▸ Exercise
How many lines hold the string "subtitle"? Give only the number.

Entries with figure data
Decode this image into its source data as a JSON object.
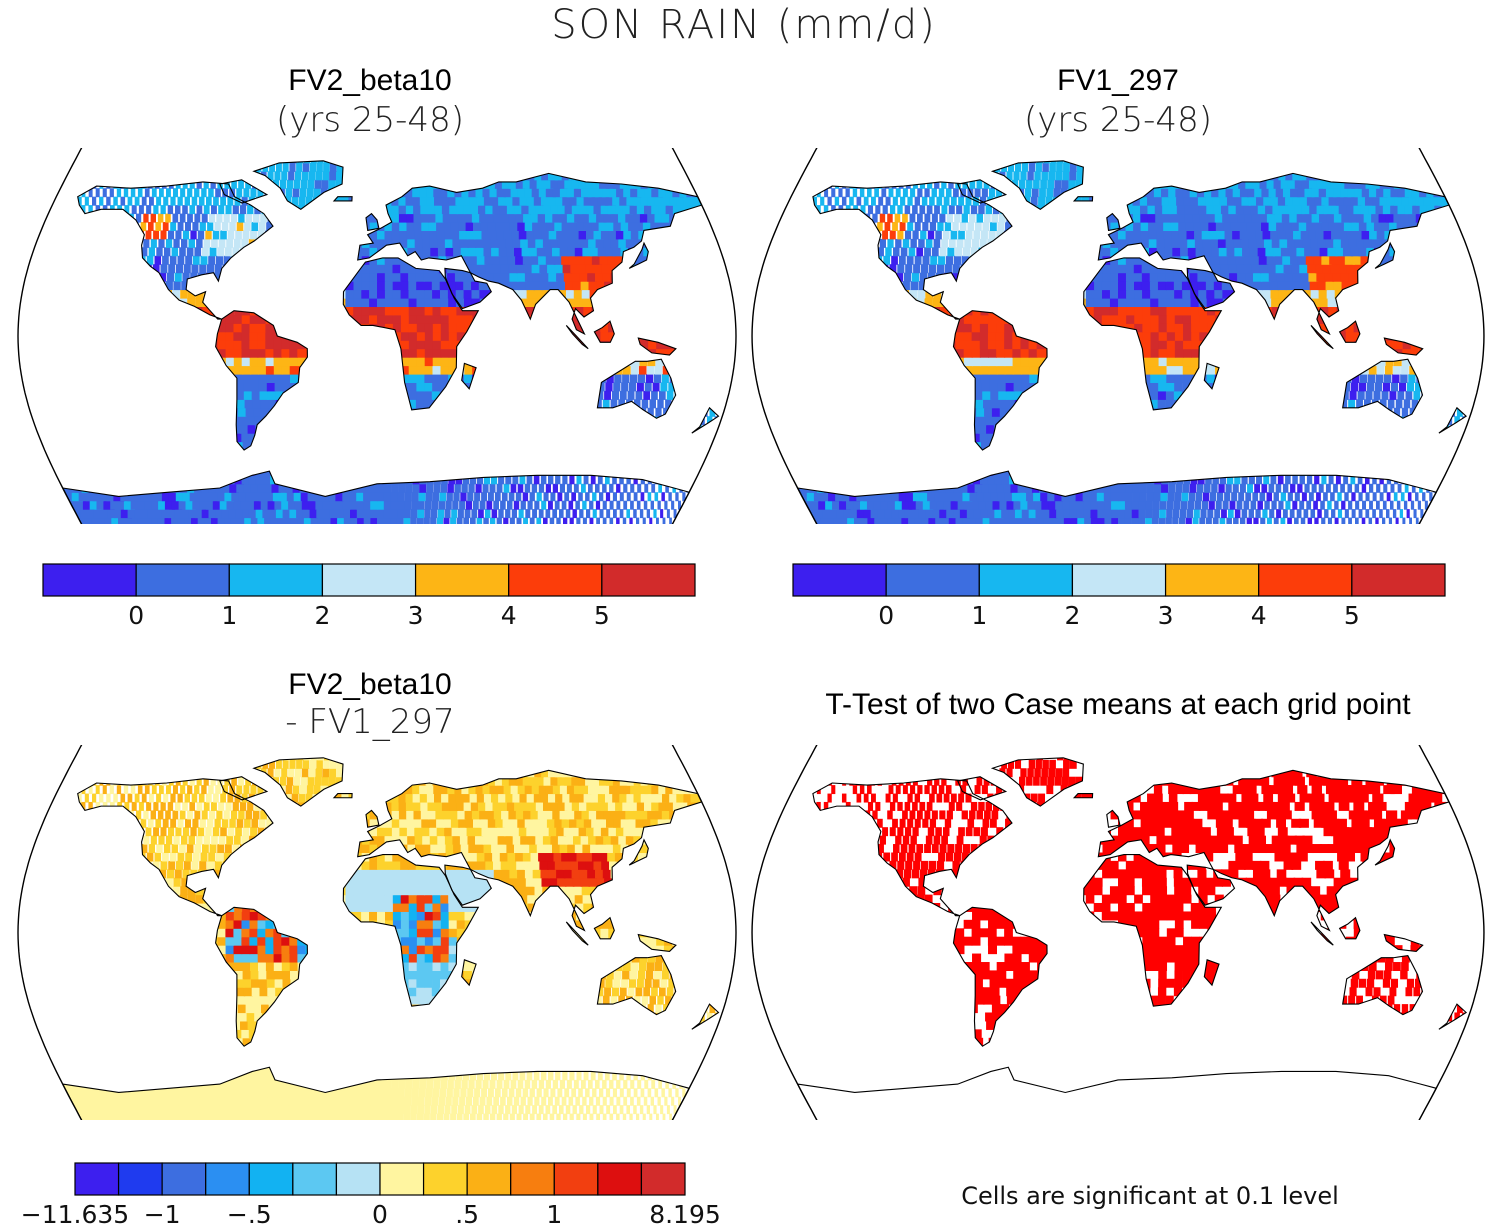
{
  "figure": {
    "title": "SON RAIN (mm/d)"
  },
  "panels": [
    {
      "id": "fv2",
      "title": "FV2_beta10",
      "subtitle": "(yrs 25-48)"
    },
    {
      "id": "fv1",
      "title": "FV1_297",
      "subtitle": "(yrs 25-48)"
    },
    {
      "id": "diff",
      "title": "FV2_beta10",
      "subtitle": "- FV1_297"
    },
    {
      "id": "ttest",
      "title": "T-Test of two Case means at each grid point",
      "subtitle": ""
    }
  ],
  "colorbar_abs": {
    "colors": [
      "#3d1fef",
      "#3d6ee0",
      "#17b7f0",
      "#c4e6f6",
      "#fdb515",
      "#fc3d0a",
      "#d22b2b"
    ],
    "ticks": [
      "0",
      "1",
      "2",
      "3",
      "4",
      "5"
    ]
  },
  "colorbar_diff": {
    "colors": [
      "#3d1fef",
      "#1f3bef",
      "#3d6ee0",
      "#2b8ff2",
      "#12b2f2",
      "#5cc8f2",
      "#b6e2f4",
      "#fff5a0",
      "#fdd22c",
      "#fbb015",
      "#f77e0f",
      "#f23f10",
      "#dd0f0f",
      "#d22b2b"
    ],
    "ticks": [
      "-11.635",
      "-1",
      "-.5",
      "0",
      ".5",
      "1",
      "8.195"
    ]
  },
  "significance_note": "Cells are significant at 0.1 level",
  "map_colors": {
    "ocean": "#ffffff",
    "outline": "#000000",
    "significant": "#ff0000"
  }
}
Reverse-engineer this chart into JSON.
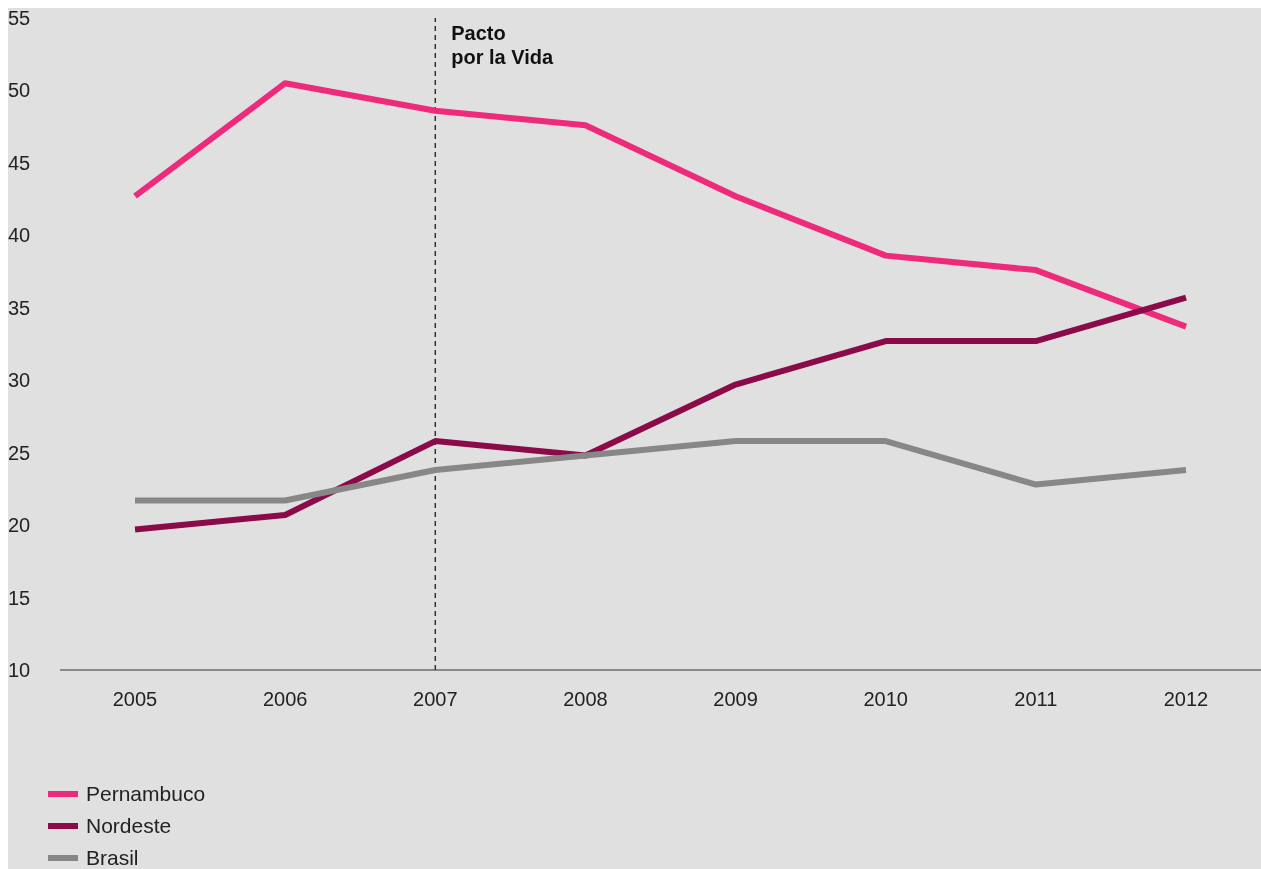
{
  "chart_data": {
    "type": "line",
    "categories": [
      "2005",
      "2006",
      "2007",
      "2008",
      "2009",
      "2010",
      "2011",
      "2012"
    ],
    "series": [
      {
        "name": "Pernambuco",
        "color": "#ee2a7b",
        "values": [
          42.7,
          50.5,
          48.6,
          47.6,
          42.7,
          38.6,
          37.6,
          33.7
        ]
      },
      {
        "name": "Nordeste",
        "color": "#8b0a4a",
        "values": [
          19.7,
          20.7,
          25.8,
          24.8,
          29.7,
          32.7,
          32.7,
          35.7
        ]
      },
      {
        "name": "Brasil",
        "color": "#878787",
        "values": [
          21.7,
          21.7,
          23.8,
          24.8,
          25.8,
          25.8,
          22.8,
          23.8
        ]
      }
    ],
    "ylim": [
      10,
      55
    ],
    "yticks": [
      10,
      15,
      20,
      25,
      30,
      35,
      40,
      45,
      50,
      55
    ],
    "grid": false,
    "legend": "bottom left",
    "ref_lines": [
      {
        "axis": "x",
        "value": "2007",
        "label": "Pacto por la Vida",
        "color": "#333333",
        "line_style": "dashed"
      }
    ]
  }
}
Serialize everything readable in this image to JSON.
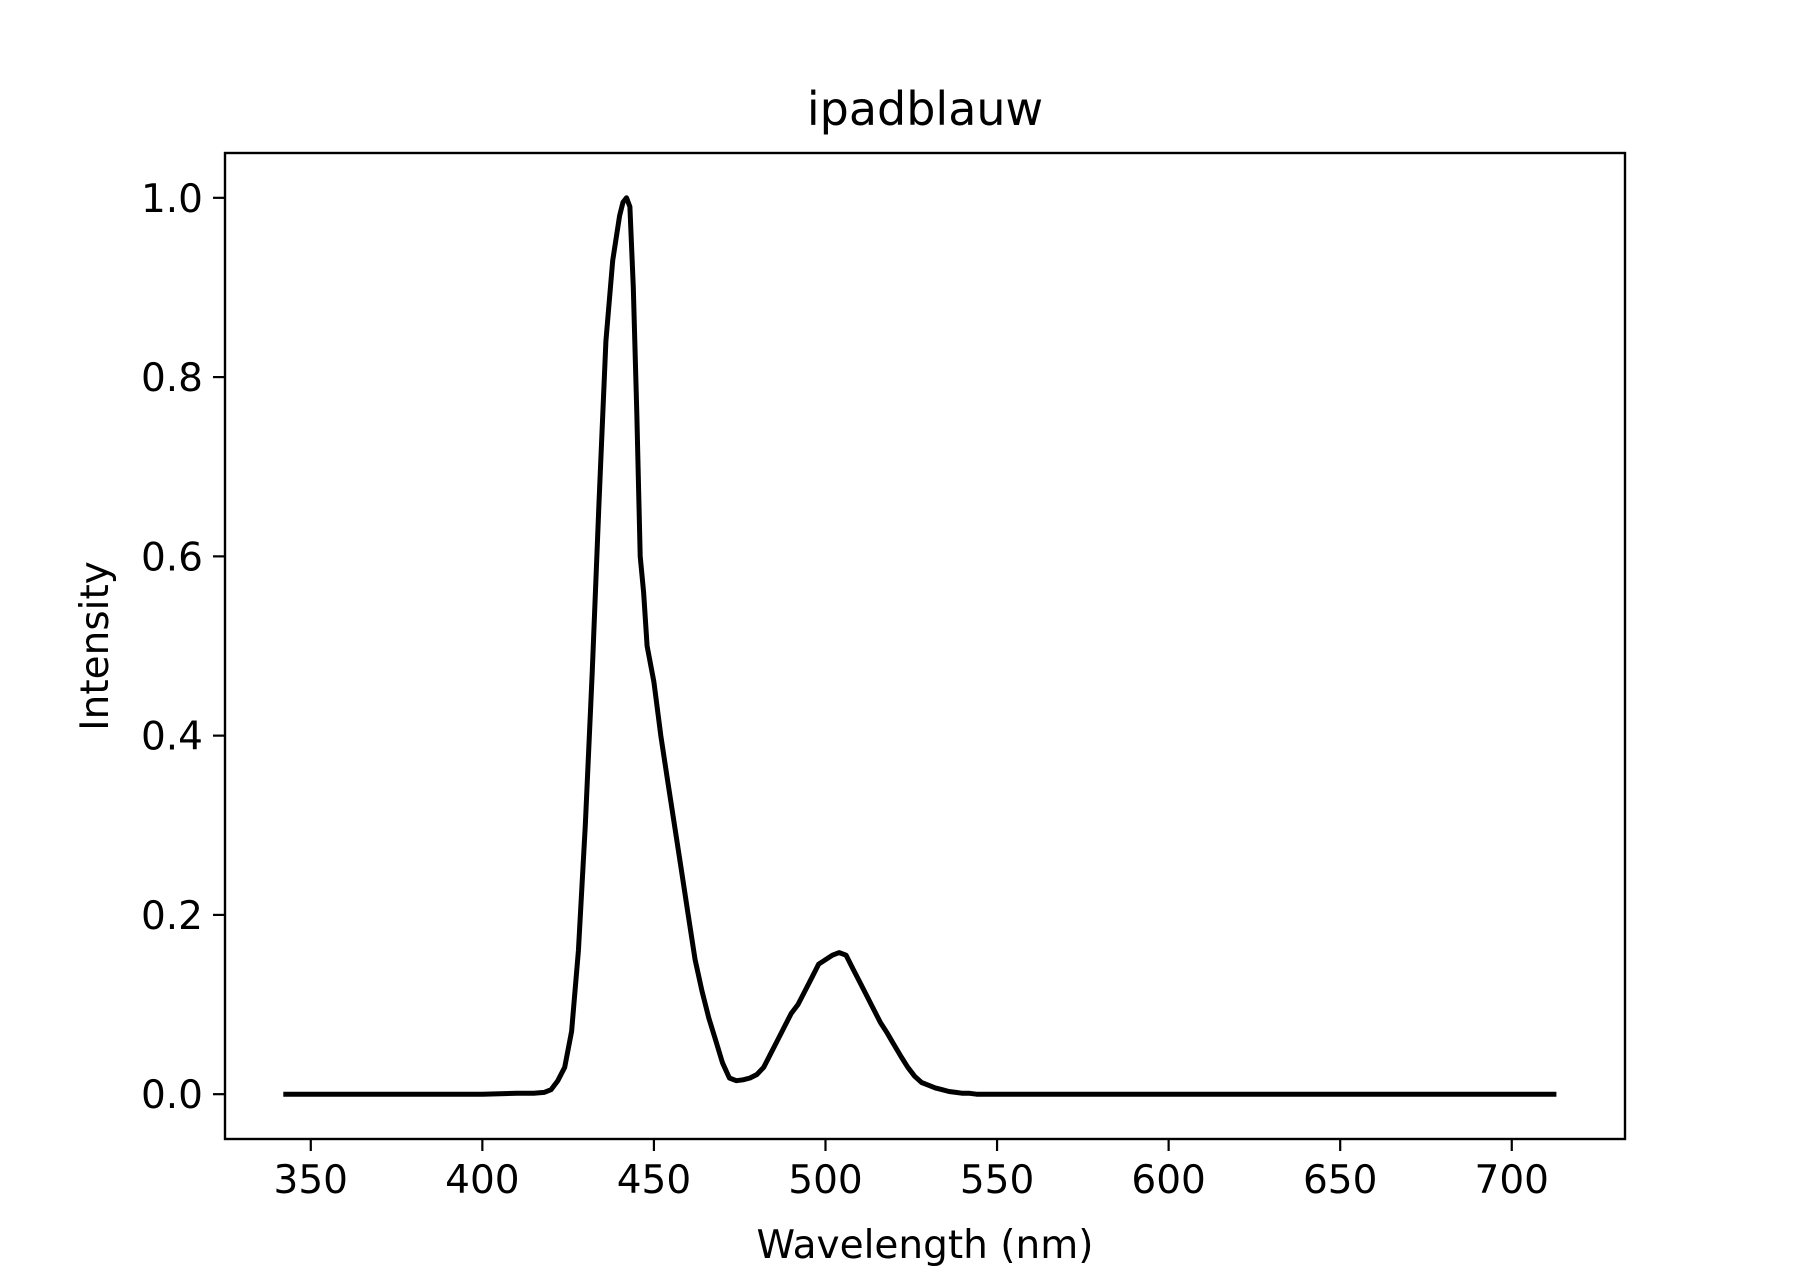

▸ Written answer
4